►
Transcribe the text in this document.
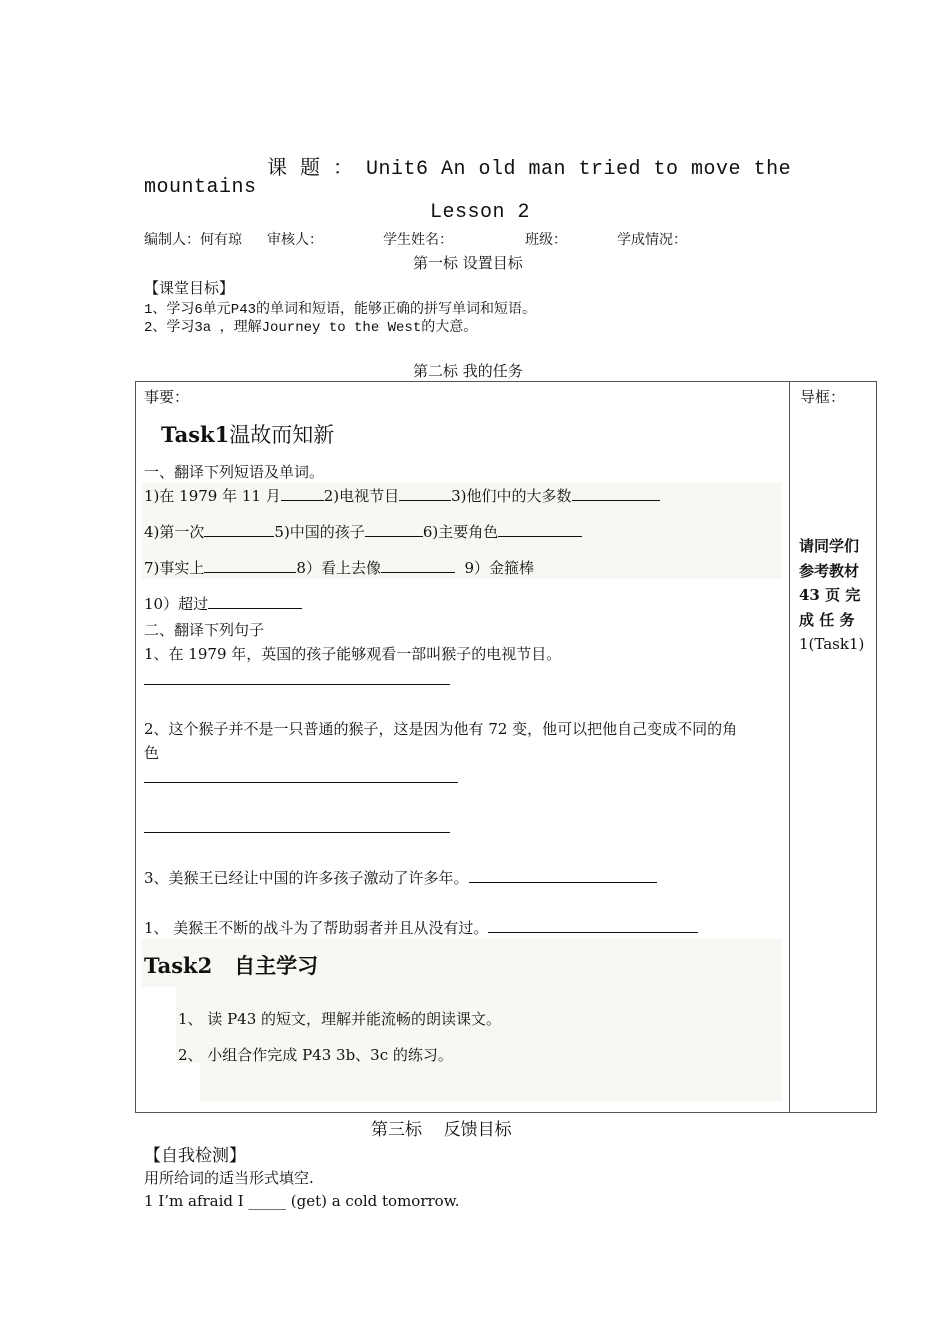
课 题 ： Unit6 An old man tried to move the
mountains
Lesson 2
编制人：何有琼 审核人：	学生姓名：	班级：	学成情况：
第一标 设置目标
【课堂目标】
1、学习6单元P43的单词和短语，能够正确的拼写单词和短语。
2、学习3a ，理解Journey to the West的大意。
第二标 我的任务

事要：	导框：
请同学们
参考教材
43 页 完
成 任 务
1(Task1)
Task1温故而知新
一、翻译下列短语及单词。
1)在 1979 年 11 月	2)电视节目	3)他们中的大多数
4)第一次	5)中国的孩子	6)主要角色
7)事实上	8）看上去像	9）金箍棒
10）超过
二、翻译下列句子
1、在 1979 年，英国的孩子能够观看一部叫猴子的电视节目。
2、这个猴子并不是一只普通的猴子，这是因为他有 72 变，他可以把他自己变成不同的角
色
3、美猴王已经让中国的许多孩子激动了许多年。
1、 美猴王不断的战斗为了帮助弱者并且从没有过。
Task2   自主学习
1、 读 P43 的短文，理解并能流畅的朗读课文。
2、 小组合作完成 P43 3b、3c 的练习。
第三标    反馈目标
【自我检测】
用所给词的适当形式填空.
1 I’m afraid I _____ (get) a cold tomorrow.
◄
▸ What the task requires:
Output the material word for word, omitting its pictures.

▸ Solution:
Transcribe the text in this document.
课 题 ： Unit6 An old man tried to move the
mountains
Lesson 2
编制人：何有琼 审核人：	学生姓名：	班级：	学成情况：
第一标 设置目标
【课堂目标】
1、学习6单元P43的单词和短语，能够正确的拼写单词和短语。
2、学习3a ，理解Journey to the West的大意。
第二标 我的任务

事要：	导框：
请同学们
参考教材
43 页 完
成 任 务
1(Task1)
Task1温故而知新
一、翻译下列短语及单词。
1)在 1979 年 11 月	2)电视节目	3)他们中的大多数
4)第一次	5)中国的孩子	6)主要角色
7)事实上	8）看上去像	9）金箍棒
10）超过
二、翻译下列句子
1、在 1979 年，英国的孩子能够观看一部叫猴子的电视节目。
2、这个猴子并不是一只普通的猴子，这是因为他有 72 变，他可以把他自己变成不同的角
色
3、美猴王已经让中国的许多孩子激动了许多年。
1、 美猴王不断的战斗为了帮助弱者并且从没有过。
Task2   自主学习
1、 读 P43 的短文，理解并能流畅的朗读课文。
2、 小组合作完成 P43 3b、3c 的练习。
第三标    反馈目标
【自我检测】
用所给词的适当形式填空.
1 I’m afraid I _____ (get) a cold tomorrow.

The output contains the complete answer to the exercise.